*Provided material*.
+-------+

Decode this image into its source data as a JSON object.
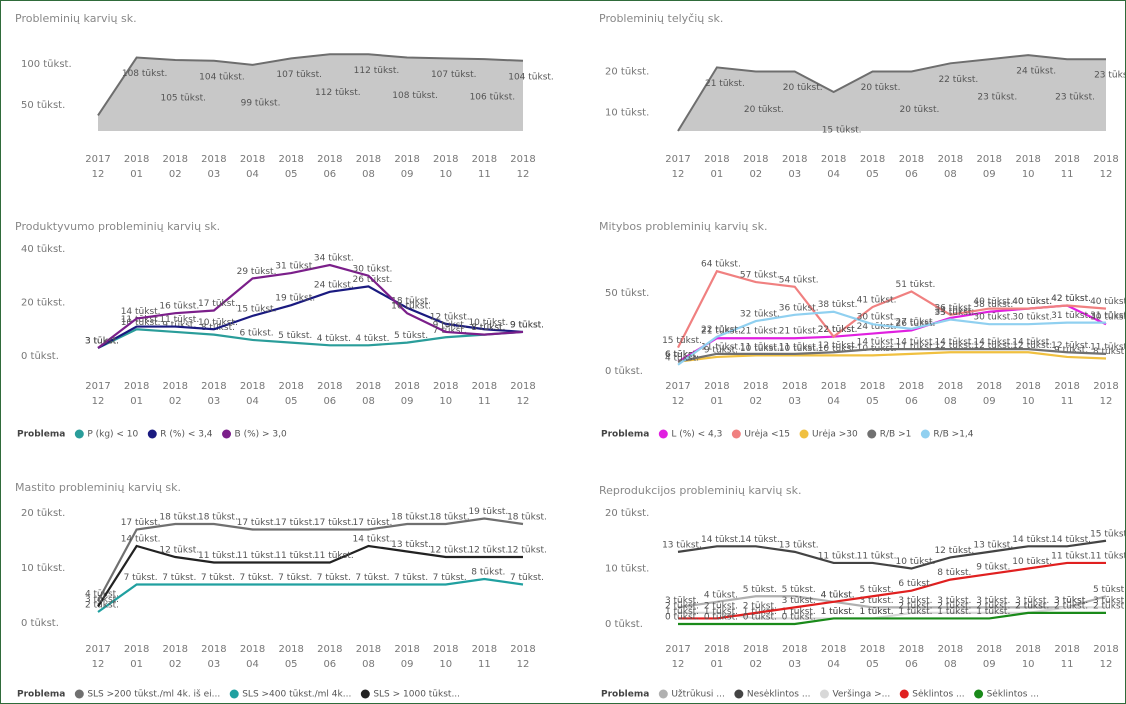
{
  "chart_data": [
    {
      "type": "area",
      "title": "Probleminių karvių sk.",
      "color": "#c8c8c8",
      "line_color": "#6e6e6e",
      "categories": [
        {
          "year": "2017",
          "month": "12"
        },
        {
          "year": "2018",
          "month": "01"
        },
        {
          "year": "2018",
          "month": "02"
        },
        {
          "year": "2018",
          "month": "03"
        },
        {
          "year": "2018",
          "month": "04"
        },
        {
          "year": "2018",
          "month": "05"
        },
        {
          "year": "2018",
          "month": "06"
        },
        {
          "year": "2018",
          "month": "08"
        },
        {
          "year": "2018",
          "month": "09"
        },
        {
          "year": "2018",
          "month": "10"
        },
        {
          "year": "2018",
          "month": "11"
        },
        {
          "year": "2018",
          "month": "12"
        }
      ],
      "values": [
        37000,
        108000,
        105000,
        104000,
        99000,
        107000,
        112000,
        112000,
        108000,
        107000,
        106000,
        104000
      ],
      "value_labels": [
        null,
        "108 tūkst.",
        "105 tūkst.",
        "104 tūkst.",
        "99 tūkst.",
        "107 tūkst.",
        "112 tūkst.",
        "112 tūkst.",
        "108 tūkst.",
        "107 tūkst.",
        "106 tūkst.",
        "104 tūkst."
      ],
      "ylim": [
        18000,
        116000
      ],
      "yticks": [
        {
          "value": 50000,
          "label": "50 tūkst."
        },
        {
          "value": 100000,
          "label": "100 tūkst."
        }
      ]
    },
    {
      "type": "area",
      "title": "Probleminių telyčių sk.",
      "color": "#c8c8c8",
      "line_color": "#6e6e6e",
      "categories": [
        {
          "year": "2017",
          "month": "12"
        },
        {
          "year": "2018",
          "month": "01"
        },
        {
          "year": "2018",
          "month": "02"
        },
        {
          "year": "2018",
          "month": "03"
        },
        {
          "year": "2018",
          "month": "04"
        },
        {
          "year": "2018",
          "month": "05"
        },
        {
          "year": "2018",
          "month": "06"
        },
        {
          "year": "2018",
          "month": "08"
        },
        {
          "year": "2018",
          "month": "09"
        },
        {
          "year": "2018",
          "month": "10"
        },
        {
          "year": "2018",
          "month": "11"
        },
        {
          "year": "2018",
          "month": "12"
        }
      ],
      "values": [
        5500,
        21000,
        20000,
        20000,
        15000,
        20000,
        20000,
        22000,
        23000,
        24000,
        23000,
        23000
      ],
      "value_labels": [
        null,
        "21 tūkst.",
        "20 tūkst.",
        "20 tūkst.",
        "15 tūkst.",
        "20 tūkst.",
        "20 tūkst.",
        "22 tūkst.",
        "23 tūkst.",
        "24 tūkst.",
        "23 tūkst.",
        "23 tūkst."
      ],
      "ylim": [
        5500,
        25000
      ],
      "yticks": [
        {
          "value": 10000,
          "label": "10 tūkst."
        },
        {
          "value": 20000,
          "label": "20 tūkst."
        }
      ]
    },
    {
      "type": "line",
      "title": "Produktyvumo probleminių karvių sk.",
      "legend_title": "Problema",
      "categories": [
        {
          "year": "2017",
          "month": "12"
        },
        {
          "year": "2018",
          "month": "01"
        },
        {
          "year": "2018",
          "month": "02"
        },
        {
          "year": "2018",
          "month": "03"
        },
        {
          "year": "2018",
          "month": "04"
        },
        {
          "year": "2018",
          "month": "05"
        },
        {
          "year": "2018",
          "month": "06"
        },
        {
          "year": "2018",
          "month": "08"
        },
        {
          "year": "2018",
          "month": "09"
        },
        {
          "year": "2018",
          "month": "10"
        },
        {
          "year": "2018",
          "month": "11"
        },
        {
          "year": "2018",
          "month": "12"
        }
      ],
      "series": [
        {
          "name": "P (kg) < 10",
          "color": "#2a9d9a",
          "values": [
            3000,
            10000,
            9000,
            8000,
            6000,
            5000,
            4000,
            4000,
            5000,
            7000,
            8000,
            9000
          ],
          "value_labels": [
            "3 tūkst.",
            "10 tūkst.",
            "9 tūkst.",
            "8 tūkst.",
            "6 tūkst.",
            "5 tūkst.",
            "4 tūkst.",
            "4 tūkst.",
            "5 tūkst.",
            "7 tūkst.",
            "8 tūkst.",
            "9 tūkst."
          ]
        },
        {
          "name": "R (%) < 3,4",
          "color": "#1a1a80",
          "values": [
            3000,
            11000,
            11000,
            10000,
            15000,
            19000,
            24000,
            26000,
            18000,
            12000,
            10000,
            9000
          ],
          "value_labels": [
            "3 tūkst.",
            "11 tūkst.",
            "11 tūkst.",
            "10 tūkst.",
            "15 tūkst.",
            "19 tūkst.",
            "24 tūkst.",
            "26 tūkst.",
            "18 tūkst.",
            "12 tūkst.",
            "10 tūkst.",
            "9 tūkst."
          ]
        },
        {
          "name": "B (%) > 3,0",
          "color": "#7b1f8a",
          "values": [
            3000,
            14000,
            16000,
            17000,
            29000,
            31000,
            34000,
            30000,
            16000,
            9000,
            8000,
            9000
          ],
          "value_labels": [
            "3 tūkst.",
            "14 tūkst.",
            "16 tūkst.",
            "17 tūkst.",
            "29 tūkst.",
            "31 tūkst.",
            "34 tūkst.",
            "30 tūkst.",
            "16 tūkst.",
            "9 tūkst.",
            "8 tūkst.",
            "9 tūkst."
          ]
        }
      ],
      "ylim": [
        0,
        40000
      ],
      "yticks": [
        {
          "value": 0,
          "label": "0 tūkst."
        },
        {
          "value": 20000,
          "label": "20 tūkst."
        },
        {
          "value": 40000,
          "label": "40 tūkst."
        }
      ]
    },
    {
      "type": "line",
      "title": "Mitybos probleminių karvių sk.",
      "legend_title": "Problema",
      "categories": [
        {
          "year": "2017",
          "month": "12"
        },
        {
          "year": "2018",
          "month": "01"
        },
        {
          "year": "2018",
          "month": "02"
        },
        {
          "year": "2018",
          "month": "03"
        },
        {
          "year": "2018",
          "month": "04"
        },
        {
          "year": "2018",
          "month": "05"
        },
        {
          "year": "2018",
          "month": "06"
        },
        {
          "year": "2018",
          "month": "08"
        },
        {
          "year": "2018",
          "month": "09"
        },
        {
          "year": "2018",
          "month": "10"
        },
        {
          "year": "2018",
          "month": "11"
        },
        {
          "year": "2018",
          "month": "12"
        }
      ],
      "series": [
        {
          "name": "L (%) < 4,3",
          "color": "#e020e0",
          "values": [
            6000,
            21000,
            21000,
            21000,
            22000,
            24000,
            26000,
            34000,
            38000,
            40000,
            42000,
            30000
          ],
          "value_labels": [
            "6 tūkst.",
            "21 tūkst.",
            "21 tūkst.",
            "21 tūkst.",
            "22 tūkst.",
            "24 tūkst.",
            "26 tūkst.",
            "34 tūkst.",
            "38 tūkst.",
            "40 tūkst.",
            "42 tūkst.",
            "30 tūkst."
          ]
        },
        {
          "name": "Urėja <15",
          "color": "#f08080",
          "values": [
            15000,
            64000,
            57000,
            54000,
            22000,
            41000,
            51000,
            36000,
            40000,
            40000,
            42000,
            40000
          ],
          "value_labels": [
            "15 tūkst.",
            "64 tūkst.",
            "57 tūkst.",
            "54 tūkst.",
            "22 tūkst.",
            "41 tūkst.",
            "51 tūkst.",
            "36 tūkst.",
            "40 tūkst.",
            "40 tūkst.",
            "42 tūkst.",
            "40 tūkst."
          ]
        },
        {
          "name": "Urėja >30",
          "color": "#f0c040",
          "values": [
            6000,
            9000,
            10000,
            10000,
            10000,
            10000,
            11000,
            12000,
            12000,
            12000,
            9000,
            8000
          ],
          "value_labels": [
            "6 tūkst.",
            "9 tūkst.",
            "10 tūkst.",
            "10 tūkst.",
            "10 tūkst.",
            "10 tūkst.",
            "11 tūkst.",
            "12 tūkst.",
            "12 tūkst.",
            "12 tūkst.",
            "9 tūkst.",
            "8 tūkst."
          ]
        },
        {
          "name": "R/B >1",
          "color": "#707070",
          "values": [
            6000,
            11000,
            11000,
            11000,
            12000,
            14000,
            14000,
            14000,
            14000,
            14000,
            12000,
            11000
          ],
          "value_labels": [
            "6 tūkst.",
            "11 tūkst.",
            "11 tūkst.",
            "11 tūkst.",
            "12 tūkst.",
            "14 tūkst.",
            "14 tūkst.",
            "14 tūkst.",
            "14 tūkst.",
            "14 tūkst.",
            "12 tūkst.",
            "11 tūkst."
          ]
        },
        {
          "name": "R/B >1,4",
          "color": "#90d0f0",
          "values": [
            4000,
            22000,
            32000,
            36000,
            38000,
            30000,
            27000,
            33000,
            30000,
            30000,
            31000,
            31000
          ],
          "value_labels": [
            "4 tūkst.",
            "22 tūkst.",
            "32 tūkst.",
            "36 tūkst.",
            "38 tūkst.",
            "30 tūkst.",
            "27 tūkst.",
            "33 tūkst.",
            "30 tūkst.",
            "30 tūkst.",
            "31 tūkst.",
            "31 tūkst."
          ]
        }
      ],
      "ylim": [
        0,
        75000
      ],
      "yticks": [
        {
          "value": 0,
          "label": "0 tūkst."
        },
        {
          "value": 50000,
          "label": "50 tūkst."
        }
      ]
    },
    {
      "type": "line",
      "title": "Mastito probleminių karvių sk.",
      "legend_title": "Problema",
      "categories": [
        {
          "year": "2017",
          "month": "12"
        },
        {
          "year": "2018",
          "month": "01"
        },
        {
          "year": "2018",
          "month": "02"
        },
        {
          "year": "2018",
          "month": "03"
        },
        {
          "year": "2018",
          "month": "04"
        },
        {
          "year": "2018",
          "month": "05"
        },
        {
          "year": "2018",
          "month": "06"
        },
        {
          "year": "2018",
          "month": "08"
        },
        {
          "year": "2018",
          "month": "09"
        },
        {
          "year": "2018",
          "month": "10"
        },
        {
          "year": "2018",
          "month": "11"
        },
        {
          "year": "2018",
          "month": "12"
        }
      ],
      "series": [
        {
          "name": "SLS >200 tūkst./ml 4k. iš ei...",
          "color": "#707070",
          "values": [
            4000,
            17000,
            18000,
            18000,
            17000,
            17000,
            17000,
            17000,
            18000,
            18000,
            19000,
            18000
          ],
          "value_labels": [
            "4 tūkst.",
            "17 tūkst.",
            "18 tūkst.",
            "18 tūkst.",
            "17 tūkst.",
            "17 tūkst.",
            "17 tūkst.",
            "17 tūkst.",
            "18 tūkst.",
            "18 tūkst.",
            "19 tūkst.",
            "18 tūkst."
          ]
        },
        {
          "name": "SLS >400 tūkst./ml 4k...",
          "color": "#20a0a0",
          "values": [
            2000,
            7000,
            7000,
            7000,
            7000,
            7000,
            7000,
            7000,
            7000,
            7000,
            8000,
            7000
          ],
          "value_labels": [
            "2 tūkst.",
            "7 tūkst.",
            "7 tūkst.",
            "7 tūkst.",
            "7 tūkst.",
            "7 tūkst.",
            "7 tūkst.",
            "7 tūkst.",
            "7 tūkst.",
            "7 tūkst.",
            "8 tūkst.",
            "7 tūkst."
          ]
        },
        {
          "name": "SLS > 1000 tūkst...",
          "color": "#222222",
          "values": [
            3000,
            14000,
            12000,
            11000,
            11000,
            11000,
            11000,
            14000,
            13000,
            12000,
            12000,
            12000
          ],
          "value_labels": [
            "3 tūkst.",
            "14 tūkst.",
            "12 tūkst.",
            "11 tūkst.",
            "11 tūkst.",
            "11 tūkst.",
            "11 tūkst.",
            "14 tūkst.",
            "13 tūkst.",
            "12 tūkst.",
            "12 tūkst.",
            "12 tūkst."
          ]
        }
      ],
      "ylim": [
        0,
        20000
      ],
      "yticks": [
        {
          "value": 0,
          "label": "0 tūkst."
        },
        {
          "value": 10000,
          "label": "10 tūkst."
        },
        {
          "value": 20000,
          "label": "20 tūkst."
        }
      ]
    },
    {
      "type": "line",
      "title": "Reprodukcijos probleminių karvių sk.",
      "legend_title": "Problema",
      "categories": [
        {
          "year": "2017",
          "month": "12"
        },
        {
          "year": "2018",
          "month": "01"
        },
        {
          "year": "2018",
          "month": "02"
        },
        {
          "year": "2018",
          "month": "03"
        },
        {
          "year": "2018",
          "month": "04"
        },
        {
          "year": "2018",
          "month": "05"
        },
        {
          "year": "2018",
          "month": "06"
        },
        {
          "year": "2018",
          "month": "08"
        },
        {
          "year": "2018",
          "month": "09"
        },
        {
          "year": "2018",
          "month": "10"
        },
        {
          "year": "2018",
          "month": "11"
        },
        {
          "year": "2018",
          "month": "12"
        }
      ],
      "series": [
        {
          "name": "Užtrūkusi ...",
          "color": "#b0b0b0",
          "values": [
            3000,
            4000,
            5000,
            5000,
            4000,
            3000,
            3000,
            3000,
            3000,
            3000,
            3000,
            5000
          ],
          "value_labels": [
            "3 tūkst.",
            "4 tūkst.",
            "5 tūkst.",
            "5 tūkst.",
            "4 tūkst.",
            "3 tūkst.",
            "3 tūkst.",
            "3 tūkst.",
            "3 tūkst.",
            "3 tūkst.",
            "3 tūkst.",
            "5 tūkst."
          ]
        },
        {
          "name": "Nesėklintos ...",
          "color": "#444444",
          "values": [
            13000,
            14000,
            14000,
            13000,
            11000,
            11000,
            10000,
            12000,
            13000,
            14000,
            14000,
            15000
          ],
          "value_labels": [
            "13 tūkst.",
            "14 tūkst.",
            "14 tūkst.",
            "13 tūkst.",
            "11 tūkst.",
            "11 tūkst.",
            "10 tūkst.",
            "12 tūkst.",
            "13 tūkst.",
            "14 tūkst.",
            "14 tūkst.",
            "15 tūkst."
          ]
        },
        {
          "name": "Veršinga >...",
          "color": "#d8d8d8",
          "values": [
            2000,
            2000,
            1000,
            1000,
            1000,
            1000,
            2000,
            2000,
            2000,
            2000,
            3000,
            3000
          ],
          "value_labels": [
            "2 tūkst.",
            "2 tūkst.",
            "1 tūkst.",
            "1 tūkst.",
            "1 tūkst.",
            "1 tūkst.",
            "2 tūkst.",
            "2 tūkst.",
            "2 tūkst.",
            "2 tūkst.",
            "3 tūkst.",
            "3 tūkst."
          ]
        },
        {
          "name": "Sėklintos ...",
          "color": "#e02020",
          "values": [
            1000,
            1000,
            2000,
            3000,
            4000,
            5000,
            6000,
            8000,
            9000,
            10000,
            11000,
            11000
          ],
          "value_labels": [
            "1 tūkst.",
            "1 tūkst.",
            "2 tūkst.",
            "3 tūkst.",
            "4 tūkst.",
            "5 tūkst.",
            "6 tūkst.",
            "8 tūkst.",
            "9 tūkst.",
            "10 tūkst.",
            "11 tūkst.",
            "11 tūkst."
          ]
        },
        {
          "name": "Sėklintos ...",
          "color": "#1a8a1a",
          "values": [
            0,
            0,
            0,
            0,
            1000,
            1000,
            1000,
            1000,
            1000,
            2000,
            2000,
            2000
          ],
          "value_labels": [
            "0 tūkst.",
            "0 tūkst.",
            "0 tūkst.",
            "0 tūkst.",
            "1 tūkst.",
            "1 tūkst.",
            "1 tūkst.",
            "1 tūkst.",
            "1 tūkst.",
            "2 tūkst.",
            "2 tūkst.",
            "2 tūkst."
          ]
        }
      ],
      "ylim": [
        0,
        20000
      ],
      "yticks": [
        {
          "value": 0,
          "label": "0 tūkst."
        },
        {
          "value": 10000,
          "label": "10 tūkst."
        },
        {
          "value": 20000,
          "label": "20 tūkst."
        }
      ]
    }
  ]
}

+-------+

*Written problem*.
Show, from the material above, each line that includes the string "karvių".

*Final result*.
      "title": "Probleminių karvių sk.",
      "title": "Produktyvumo probleminių karvių sk.",
      "title": "Mitybos probleminių karvių sk.",
      "title": "Mastito probleminių karvių sk.",
      "title": "Reprodukcijos probleminių karvių sk.",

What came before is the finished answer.